▸ **What you will do**
Return the records exactly as they are.

▸ **Saved data entries**
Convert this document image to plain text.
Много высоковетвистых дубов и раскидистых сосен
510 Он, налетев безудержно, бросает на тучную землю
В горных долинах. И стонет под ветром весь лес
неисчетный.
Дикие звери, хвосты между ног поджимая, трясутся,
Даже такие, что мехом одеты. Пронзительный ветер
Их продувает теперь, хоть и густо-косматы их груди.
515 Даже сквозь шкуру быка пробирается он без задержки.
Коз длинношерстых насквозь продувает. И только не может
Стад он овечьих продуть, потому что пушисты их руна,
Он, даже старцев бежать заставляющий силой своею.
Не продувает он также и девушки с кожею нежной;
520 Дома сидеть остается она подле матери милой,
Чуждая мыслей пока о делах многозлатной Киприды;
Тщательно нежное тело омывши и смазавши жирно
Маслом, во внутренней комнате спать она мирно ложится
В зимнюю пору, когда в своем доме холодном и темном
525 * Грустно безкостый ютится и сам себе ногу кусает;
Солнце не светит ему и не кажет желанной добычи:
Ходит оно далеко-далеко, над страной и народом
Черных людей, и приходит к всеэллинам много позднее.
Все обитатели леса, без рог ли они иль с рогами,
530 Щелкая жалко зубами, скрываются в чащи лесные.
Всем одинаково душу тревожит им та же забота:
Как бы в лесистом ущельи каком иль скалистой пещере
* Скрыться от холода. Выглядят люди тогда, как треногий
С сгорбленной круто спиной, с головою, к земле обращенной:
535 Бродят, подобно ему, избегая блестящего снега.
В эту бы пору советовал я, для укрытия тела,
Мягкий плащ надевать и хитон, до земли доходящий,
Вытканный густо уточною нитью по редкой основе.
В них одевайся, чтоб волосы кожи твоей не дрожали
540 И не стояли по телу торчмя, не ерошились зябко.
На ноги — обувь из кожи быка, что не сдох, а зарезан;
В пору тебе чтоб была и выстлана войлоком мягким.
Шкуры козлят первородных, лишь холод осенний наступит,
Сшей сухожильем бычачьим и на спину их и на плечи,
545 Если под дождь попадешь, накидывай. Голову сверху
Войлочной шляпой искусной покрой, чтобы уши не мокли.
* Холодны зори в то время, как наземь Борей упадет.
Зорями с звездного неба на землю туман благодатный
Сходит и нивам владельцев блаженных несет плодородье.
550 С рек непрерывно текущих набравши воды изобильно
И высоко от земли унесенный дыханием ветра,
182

▸ **The answer**
Convert this document image to plain text.
Много высоковетвистых дубов и раскидистых сосен
510 Он, налетев безудержно, бросает на тучную землю
В горных долинах. И стонет под ветром весь лес
неисчетный.
Дикие звери, хвосты между ног поджимая, трясутся,
Даже такие, что мехом одеты. Пронзительный ветер
Их продувает теперь, хоть и густо-косматы их груди.
515 Даже сквозь шкуру быка пробирается он без задержки.
Коз длинношерстых насквозь продувает. И только не может
Стад он овечьих продуть, потому что пушисты их руна,
Он, даже старцев бежать заставляющий силой своею.
Не продувает он также и девушки с кожею нежной;
520 Дома сидеть остается она подле матери милой,
Чуждая мыслей пока о делах многозлатной Киприды;
Тщательно нежное тело омывши и смазавши жирно
Маслом, во внутренней комнате спать она мирно ложится
В зимнюю пору, когда в своем доме холодном и темном
525 * Грустно безкостый ютится и сам себе ногу кусает;
Солнце не светит ему и не кажет желанной добычи:
Ходит оно далеко-далеко, над страной и народом
Черных людей, и приходит к всеэллинам много позднее.
Все обитатели леса, без рог ли они иль с рогами,
530 Щелкая жалко зубами, скрываются в чащи лесные.
Всем одинаково душу тревожит им та же забота:
Как бы в лесистом ущельи каком иль скалистой пещере
* Скрыться от холода. Выглядят люди тогда, как треногий
С сгорбленной круто спиной, с головою, к земле обращенной:
535 Бродят, подобно ему, избегая блестящего снега.
В эту бы пору советовал я, для укрытия тела,
Мягкий плащ надевать и хитон, до земли доходящий,
Вытканный густо уточною нитью по редкой основе.
В них одевайся, чтоб волосы кожи твоей не дрожали
540 И не стояли по телу торчмя, не ерошились зябко.
На ноги — обувь из кожи быка, что не сдох, а зарезан;
В пору тебе чтоб была и выстлана войлоком мягким.
Шкуры козлят первородных, лишь холод осенний наступит,
Сшей сухожильем бычачьим и на спину их и на плечи,
545 Если под дождь попадешь, накидывай. Голову сверху
Войлочной шляпой искусной покрой, чтобы уши не мокли.
* Холодны зори в то время, как наземь Борей упадет.
Зорями с звездного неба на землю туман благодатный
Сходит и нивам владельцев блаженных несет плодородье.
550 С рек непрерывно текущих набравши воды изобильно
И высоко от земли унесенный дыханием ветра,
182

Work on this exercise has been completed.